» **What you are asked to do**:
Take the data that follows and retype it word for word.

Data entries for graphics
──────────────────────────────

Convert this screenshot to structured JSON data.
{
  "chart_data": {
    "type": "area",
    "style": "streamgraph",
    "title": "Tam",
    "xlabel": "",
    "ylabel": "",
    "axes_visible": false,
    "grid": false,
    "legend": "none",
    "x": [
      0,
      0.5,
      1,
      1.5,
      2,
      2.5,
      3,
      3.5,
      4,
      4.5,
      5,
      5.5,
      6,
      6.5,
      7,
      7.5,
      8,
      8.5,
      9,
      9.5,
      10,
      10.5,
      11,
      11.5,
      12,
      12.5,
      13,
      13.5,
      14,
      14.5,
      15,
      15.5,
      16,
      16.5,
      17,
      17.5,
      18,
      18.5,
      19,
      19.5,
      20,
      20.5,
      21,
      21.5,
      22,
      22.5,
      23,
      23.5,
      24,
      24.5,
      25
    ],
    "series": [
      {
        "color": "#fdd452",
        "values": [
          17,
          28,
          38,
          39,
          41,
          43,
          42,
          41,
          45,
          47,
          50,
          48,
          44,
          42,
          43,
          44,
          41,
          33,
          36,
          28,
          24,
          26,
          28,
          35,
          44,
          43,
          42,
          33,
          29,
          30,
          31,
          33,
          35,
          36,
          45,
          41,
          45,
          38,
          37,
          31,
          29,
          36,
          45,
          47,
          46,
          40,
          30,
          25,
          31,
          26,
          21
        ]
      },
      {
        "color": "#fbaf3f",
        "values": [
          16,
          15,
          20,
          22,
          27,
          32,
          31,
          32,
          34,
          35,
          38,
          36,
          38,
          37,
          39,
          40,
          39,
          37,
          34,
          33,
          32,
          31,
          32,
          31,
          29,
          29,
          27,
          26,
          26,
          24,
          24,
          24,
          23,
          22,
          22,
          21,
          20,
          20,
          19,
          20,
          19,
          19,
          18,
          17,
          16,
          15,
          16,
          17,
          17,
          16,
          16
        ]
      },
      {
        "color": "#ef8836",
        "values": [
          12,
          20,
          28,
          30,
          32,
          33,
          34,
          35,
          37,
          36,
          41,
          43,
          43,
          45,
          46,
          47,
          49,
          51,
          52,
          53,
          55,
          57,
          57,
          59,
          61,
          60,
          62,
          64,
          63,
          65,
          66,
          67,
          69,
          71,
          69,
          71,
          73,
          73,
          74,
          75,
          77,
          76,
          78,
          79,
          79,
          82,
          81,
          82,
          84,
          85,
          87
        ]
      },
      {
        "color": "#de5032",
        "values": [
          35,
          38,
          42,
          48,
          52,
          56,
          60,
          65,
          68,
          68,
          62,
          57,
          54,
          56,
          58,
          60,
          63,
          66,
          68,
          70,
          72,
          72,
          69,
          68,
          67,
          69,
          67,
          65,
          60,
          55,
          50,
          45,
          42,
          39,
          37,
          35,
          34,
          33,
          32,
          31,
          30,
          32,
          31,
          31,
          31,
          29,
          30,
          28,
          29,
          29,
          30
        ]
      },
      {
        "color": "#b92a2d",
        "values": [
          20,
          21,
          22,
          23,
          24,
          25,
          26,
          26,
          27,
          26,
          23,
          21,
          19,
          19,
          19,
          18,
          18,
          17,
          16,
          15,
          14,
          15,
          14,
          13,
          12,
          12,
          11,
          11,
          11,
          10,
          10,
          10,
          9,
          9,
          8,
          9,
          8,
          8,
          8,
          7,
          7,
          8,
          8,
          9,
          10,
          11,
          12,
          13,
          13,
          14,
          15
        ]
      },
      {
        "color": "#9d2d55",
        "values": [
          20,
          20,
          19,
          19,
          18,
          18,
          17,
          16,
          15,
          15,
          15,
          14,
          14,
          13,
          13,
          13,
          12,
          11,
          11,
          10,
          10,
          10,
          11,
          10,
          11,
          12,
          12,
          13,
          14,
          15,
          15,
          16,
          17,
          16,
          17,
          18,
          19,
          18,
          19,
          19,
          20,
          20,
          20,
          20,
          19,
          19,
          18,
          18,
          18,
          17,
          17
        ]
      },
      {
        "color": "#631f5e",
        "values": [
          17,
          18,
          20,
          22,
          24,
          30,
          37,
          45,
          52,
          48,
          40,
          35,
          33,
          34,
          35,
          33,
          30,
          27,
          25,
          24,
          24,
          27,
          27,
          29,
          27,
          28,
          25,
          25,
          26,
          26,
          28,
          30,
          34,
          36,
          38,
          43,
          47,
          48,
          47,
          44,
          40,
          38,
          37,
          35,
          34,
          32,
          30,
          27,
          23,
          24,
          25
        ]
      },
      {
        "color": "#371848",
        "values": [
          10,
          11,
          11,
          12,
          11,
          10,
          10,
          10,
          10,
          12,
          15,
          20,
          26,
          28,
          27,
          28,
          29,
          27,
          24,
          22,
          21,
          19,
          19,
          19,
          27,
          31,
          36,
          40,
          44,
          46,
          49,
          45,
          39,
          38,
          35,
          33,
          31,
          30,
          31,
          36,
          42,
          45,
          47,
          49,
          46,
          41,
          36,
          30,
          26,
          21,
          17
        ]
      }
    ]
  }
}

──────────────────────────────

» **Solution**:
Convert this screenshot to structured JSON data.
{
  "chart_data": {
    "type": "area",
    "style": "streamgraph",
    "title": "Tam",
    "xlabel": "",
    "ylabel": "",
    "axes_visible": false,
    "grid": false,
    "legend": "none",
    "x": [
      0,
      0.5,
      1,
      1.5,
      2,
      2.5,
      3,
      3.5,
      4,
      4.5,
      5,
      5.5,
      6,
      6.5,
      7,
      7.5,
      8,
      8.5,
      9,
      9.5,
      10,
      10.5,
      11,
      11.5,
      12,
      12.5,
      13,
      13.5,
      14,
      14.5,
      15,
      15.5,
      16,
      16.5,
      17,
      17.5,
      18,
      18.5,
      19,
      19.5,
      20,
      20.5,
      21,
      21.5,
      22,
      22.5,
      23,
      23.5,
      24,
      24.5,
      25
    ],
    "series": [
      {
        "color": "#fdd452",
        "values": [
          17,
          28,
          38,
          39,
          41,
          43,
          42,
          41,
          45,
          47,
          50,
          48,
          44,
          42,
          43,
          44,
          41,
          33,
          36,
          28,
          24,
          26,
          28,
          35,
          44,
          43,
          42,
          33,
          29,
          30,
          31,
          33,
          35,
          36,
          45,
          41,
          45,
          38,
          37,
          31,
          29,
          36,
          45,
          47,
          46,
          40,
          30,
          25,
          31,
          26,
          21
        ]
      },
      {
        "color": "#fbaf3f",
        "values": [
          16,
          15,
          20,
          22,
          27,
          32,
          31,
          32,
          34,
          35,
          38,
          36,
          38,
          37,
          39,
          40,
          39,
          37,
          34,
          33,
          32,
          31,
          32,
          31,
          29,
          29,
          27,
          26,
          26,
          24,
          24,
          24,
          23,
          22,
          22,
          21,
          20,
          20,
          19,
          20,
          19,
          19,
          18,
          17,
          16,
          15,
          16,
          17,
          17,
          16,
          16
        ]
      },
      {
        "color": "#ef8836",
        "values": [
          12,
          20,
          28,
          30,
          32,
          33,
          34,
          35,
          37,
          36,
          41,
          43,
          43,
          45,
          46,
          47,
          49,
          51,
          52,
          53,
          55,
          57,
          57,
          59,
          61,
          60,
          62,
          64,
          63,
          65,
          66,
          67,
          69,
          71,
          69,
          71,
          73,
          73,
          74,
          75,
          77,
          76,
          78,
          79,
          79,
          82,
          81,
          82,
          84,
          85,
          87
        ]
      },
      {
        "color": "#de5032",
        "values": [
          35,
          38,
          42,
          48,
          52,
          56,
          60,
          65,
          68,
          68,
          62,
          57,
          54,
          56,
          58,
          60,
          63,
          66,
          68,
          70,
          72,
          72,
          69,
          68,
          67,
          69,
          67,
          65,
          60,
          55,
          50,
          45,
          42,
          39,
          37,
          35,
          34,
          33,
          32,
          31,
          30,
          32,
          31,
          31,
          31,
          29,
          30,
          28,
          29,
          29,
          30
        ]
      },
      {
        "color": "#b92a2d",
        "values": [
          20,
          21,
          22,
          23,
          24,
          25,
          26,
          26,
          27,
          26,
          23,
          21,
          19,
          19,
          19,
          18,
          18,
          17,
          16,
          15,
          14,
          15,
          14,
          13,
          12,
          12,
          11,
          11,
          11,
          10,
          10,
          10,
          9,
          9,
          8,
          9,
          8,
          8,
          8,
          7,
          7,
          8,
          8,
          9,
          10,
          11,
          12,
          13,
          13,
          14,
          15
        ]
      },
      {
        "color": "#9d2d55",
        "values": [
          20,
          20,
          19,
          19,
          18,
          18,
          17,
          16,
          15,
          15,
          15,
          14,
          14,
          13,
          13,
          13,
          12,
          11,
          11,
          10,
          10,
          10,
          11,
          10,
          11,
          12,
          12,
          13,
          14,
          15,
          15,
          16,
          17,
          16,
          17,
          18,
          19,
          18,
          19,
          19,
          20,
          20,
          20,
          20,
          19,
          19,
          18,
          18,
          18,
          17,
          17
        ]
      },
      {
        "color": "#631f5e",
        "values": [
          17,
          18,
          20,
          22,
          24,
          30,
          37,
          45,
          52,
          48,
          40,
          35,
          33,
          34,
          35,
          33,
          30,
          27,
          25,
          24,
          24,
          27,
          27,
          29,
          27,
          28,
          25,
          25,
          26,
          26,
          28,
          30,
          34,
          36,
          38,
          43,
          47,
          48,
          47,
          44,
          40,
          38,
          37,
          35,
          34,
          32,
          30,
          27,
          23,
          24,
          25
        ]
      },
      {
        "color": "#371848",
        "values": [
          10,
          11,
          11,
          12,
          11,
          10,
          10,
          10,
          10,
          12,
          15,
          20,
          26,
          28,
          27,
          28,
          29,
          27,
          24,
          22,
          21,
          19,
          19,
          19,
          27,
          31,
          36,
          40,
          44,
          46,
          49,
          45,
          39,
          38,
          35,
          33,
          31,
          30,
          31,
          36,
          42,
          45,
          47,
          49,
          46,
          41,
          36,
          30,
          26,
          21,
          17
        ]
      }
    ]
  }
}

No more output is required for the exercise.